=== Exercise task ===
Copy every line that holds "摔跤吧爸爸".

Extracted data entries

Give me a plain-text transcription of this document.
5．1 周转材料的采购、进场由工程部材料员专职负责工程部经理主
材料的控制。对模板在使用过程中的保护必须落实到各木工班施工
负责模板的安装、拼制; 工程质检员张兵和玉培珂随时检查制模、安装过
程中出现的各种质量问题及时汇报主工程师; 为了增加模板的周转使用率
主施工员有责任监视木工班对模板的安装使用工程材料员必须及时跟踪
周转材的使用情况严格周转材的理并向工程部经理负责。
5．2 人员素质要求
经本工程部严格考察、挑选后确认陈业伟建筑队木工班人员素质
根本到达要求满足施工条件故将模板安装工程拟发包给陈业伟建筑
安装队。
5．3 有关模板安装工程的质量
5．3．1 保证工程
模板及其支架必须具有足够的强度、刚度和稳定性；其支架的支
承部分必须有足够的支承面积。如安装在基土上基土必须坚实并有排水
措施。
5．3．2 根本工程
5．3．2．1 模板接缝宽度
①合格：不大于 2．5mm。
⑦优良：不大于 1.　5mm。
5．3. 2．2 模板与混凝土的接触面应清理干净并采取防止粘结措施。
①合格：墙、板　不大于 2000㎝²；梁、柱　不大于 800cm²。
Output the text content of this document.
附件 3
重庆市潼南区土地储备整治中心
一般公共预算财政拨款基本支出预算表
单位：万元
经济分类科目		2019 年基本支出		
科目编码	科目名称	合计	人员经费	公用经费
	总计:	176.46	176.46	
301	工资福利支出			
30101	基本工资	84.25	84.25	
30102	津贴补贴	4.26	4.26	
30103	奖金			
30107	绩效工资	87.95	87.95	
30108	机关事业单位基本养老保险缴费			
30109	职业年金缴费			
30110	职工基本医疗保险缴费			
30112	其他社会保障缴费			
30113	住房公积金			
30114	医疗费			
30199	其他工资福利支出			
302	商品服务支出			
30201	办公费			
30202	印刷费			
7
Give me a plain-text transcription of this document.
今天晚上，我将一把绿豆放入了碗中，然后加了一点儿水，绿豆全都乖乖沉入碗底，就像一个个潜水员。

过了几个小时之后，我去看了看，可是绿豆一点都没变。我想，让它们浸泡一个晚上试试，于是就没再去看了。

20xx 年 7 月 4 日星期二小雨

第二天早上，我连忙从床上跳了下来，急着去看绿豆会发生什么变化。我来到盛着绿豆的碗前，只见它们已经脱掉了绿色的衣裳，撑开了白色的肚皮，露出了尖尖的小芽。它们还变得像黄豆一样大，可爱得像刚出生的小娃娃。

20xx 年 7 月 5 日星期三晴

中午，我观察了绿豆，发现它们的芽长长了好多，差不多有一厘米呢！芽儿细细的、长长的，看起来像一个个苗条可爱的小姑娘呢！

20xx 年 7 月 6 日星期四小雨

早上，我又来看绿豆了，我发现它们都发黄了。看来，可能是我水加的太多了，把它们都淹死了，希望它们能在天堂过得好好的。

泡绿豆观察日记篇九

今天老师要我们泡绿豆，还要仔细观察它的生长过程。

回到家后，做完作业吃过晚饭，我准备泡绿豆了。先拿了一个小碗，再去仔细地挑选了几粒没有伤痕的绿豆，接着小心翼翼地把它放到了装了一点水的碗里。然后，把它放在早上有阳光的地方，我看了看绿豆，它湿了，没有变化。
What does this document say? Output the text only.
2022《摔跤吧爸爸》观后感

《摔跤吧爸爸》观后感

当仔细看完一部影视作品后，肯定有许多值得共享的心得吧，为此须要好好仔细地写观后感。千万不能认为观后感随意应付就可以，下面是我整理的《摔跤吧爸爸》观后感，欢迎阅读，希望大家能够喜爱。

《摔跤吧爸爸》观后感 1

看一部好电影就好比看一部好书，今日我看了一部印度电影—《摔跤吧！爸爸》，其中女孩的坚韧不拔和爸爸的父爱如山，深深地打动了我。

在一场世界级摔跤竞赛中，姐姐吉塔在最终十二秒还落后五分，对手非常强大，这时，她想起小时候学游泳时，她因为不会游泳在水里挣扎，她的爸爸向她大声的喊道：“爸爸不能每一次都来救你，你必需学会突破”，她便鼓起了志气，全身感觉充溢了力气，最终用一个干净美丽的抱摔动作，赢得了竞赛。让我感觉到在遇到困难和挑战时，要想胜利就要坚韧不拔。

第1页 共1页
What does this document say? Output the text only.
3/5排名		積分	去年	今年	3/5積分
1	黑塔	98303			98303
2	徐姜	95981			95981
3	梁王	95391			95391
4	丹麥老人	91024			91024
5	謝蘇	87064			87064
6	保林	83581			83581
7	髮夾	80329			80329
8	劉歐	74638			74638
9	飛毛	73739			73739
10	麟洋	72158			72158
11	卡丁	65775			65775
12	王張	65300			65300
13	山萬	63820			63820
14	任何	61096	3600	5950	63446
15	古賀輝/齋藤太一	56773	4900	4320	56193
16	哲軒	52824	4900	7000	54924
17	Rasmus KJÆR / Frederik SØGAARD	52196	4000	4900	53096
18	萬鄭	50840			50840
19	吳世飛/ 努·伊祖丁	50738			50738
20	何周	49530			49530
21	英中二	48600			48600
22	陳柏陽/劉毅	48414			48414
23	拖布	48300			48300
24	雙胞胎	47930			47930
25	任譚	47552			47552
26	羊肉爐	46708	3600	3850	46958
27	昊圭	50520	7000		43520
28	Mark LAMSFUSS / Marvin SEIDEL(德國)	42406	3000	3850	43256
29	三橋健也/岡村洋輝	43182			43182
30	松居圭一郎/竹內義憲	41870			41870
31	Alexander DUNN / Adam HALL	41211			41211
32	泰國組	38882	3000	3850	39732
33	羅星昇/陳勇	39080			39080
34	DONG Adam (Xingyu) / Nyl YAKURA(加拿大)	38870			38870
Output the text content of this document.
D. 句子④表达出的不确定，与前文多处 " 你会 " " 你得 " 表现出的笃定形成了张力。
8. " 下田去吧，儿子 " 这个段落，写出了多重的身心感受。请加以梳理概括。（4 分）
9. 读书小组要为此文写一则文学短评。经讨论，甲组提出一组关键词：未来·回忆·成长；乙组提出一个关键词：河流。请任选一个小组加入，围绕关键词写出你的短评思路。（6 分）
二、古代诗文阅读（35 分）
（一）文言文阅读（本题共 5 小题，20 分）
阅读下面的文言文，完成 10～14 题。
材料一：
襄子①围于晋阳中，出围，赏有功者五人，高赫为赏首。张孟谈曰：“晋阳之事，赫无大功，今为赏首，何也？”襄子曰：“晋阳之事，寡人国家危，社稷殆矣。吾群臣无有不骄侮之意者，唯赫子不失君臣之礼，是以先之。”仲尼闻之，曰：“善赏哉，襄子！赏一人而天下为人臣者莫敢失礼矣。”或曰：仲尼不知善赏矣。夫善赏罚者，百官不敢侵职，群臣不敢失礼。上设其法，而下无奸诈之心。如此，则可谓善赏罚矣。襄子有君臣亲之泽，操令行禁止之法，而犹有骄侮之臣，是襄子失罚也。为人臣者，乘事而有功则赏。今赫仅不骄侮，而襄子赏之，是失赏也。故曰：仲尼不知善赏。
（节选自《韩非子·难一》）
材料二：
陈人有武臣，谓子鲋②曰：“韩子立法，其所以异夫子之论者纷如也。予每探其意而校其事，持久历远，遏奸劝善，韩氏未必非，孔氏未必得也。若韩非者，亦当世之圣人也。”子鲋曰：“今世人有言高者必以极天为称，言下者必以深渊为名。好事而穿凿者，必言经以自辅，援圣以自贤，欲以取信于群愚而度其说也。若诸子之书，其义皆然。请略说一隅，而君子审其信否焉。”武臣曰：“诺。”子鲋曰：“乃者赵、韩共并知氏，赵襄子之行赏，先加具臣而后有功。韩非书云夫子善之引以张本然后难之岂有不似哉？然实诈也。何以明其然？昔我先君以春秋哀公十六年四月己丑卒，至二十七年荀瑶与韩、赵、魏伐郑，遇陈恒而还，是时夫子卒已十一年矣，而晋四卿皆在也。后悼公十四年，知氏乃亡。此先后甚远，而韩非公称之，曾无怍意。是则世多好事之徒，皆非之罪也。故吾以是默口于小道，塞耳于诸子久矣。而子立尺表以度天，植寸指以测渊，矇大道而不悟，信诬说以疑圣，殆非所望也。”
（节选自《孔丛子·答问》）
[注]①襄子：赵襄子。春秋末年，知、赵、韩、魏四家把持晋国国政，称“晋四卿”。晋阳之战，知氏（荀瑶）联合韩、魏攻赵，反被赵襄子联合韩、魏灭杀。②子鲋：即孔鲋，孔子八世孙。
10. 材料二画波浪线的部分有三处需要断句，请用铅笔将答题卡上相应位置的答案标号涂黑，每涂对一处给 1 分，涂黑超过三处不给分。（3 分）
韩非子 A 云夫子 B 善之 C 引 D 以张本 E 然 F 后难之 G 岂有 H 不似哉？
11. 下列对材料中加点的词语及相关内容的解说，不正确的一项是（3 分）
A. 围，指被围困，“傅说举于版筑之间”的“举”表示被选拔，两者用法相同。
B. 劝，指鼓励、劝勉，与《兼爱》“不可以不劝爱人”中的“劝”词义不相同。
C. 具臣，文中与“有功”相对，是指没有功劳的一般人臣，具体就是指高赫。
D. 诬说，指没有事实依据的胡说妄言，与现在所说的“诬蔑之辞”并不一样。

=== The output ===
2022《摔跤吧爸爸》观后感
《摔跤吧爸爸》观后感
当仔细看完一部影视作品后，肯定有许多值得共享的心得吧，为此须要好好仔细地写观后感。千万不能认为观后感随意应付就可以，下面是我整理的《摔跤吧爸爸》观后感，欢迎阅读，希望大家能够喜爱。
《摔跤吧爸爸》观后感 1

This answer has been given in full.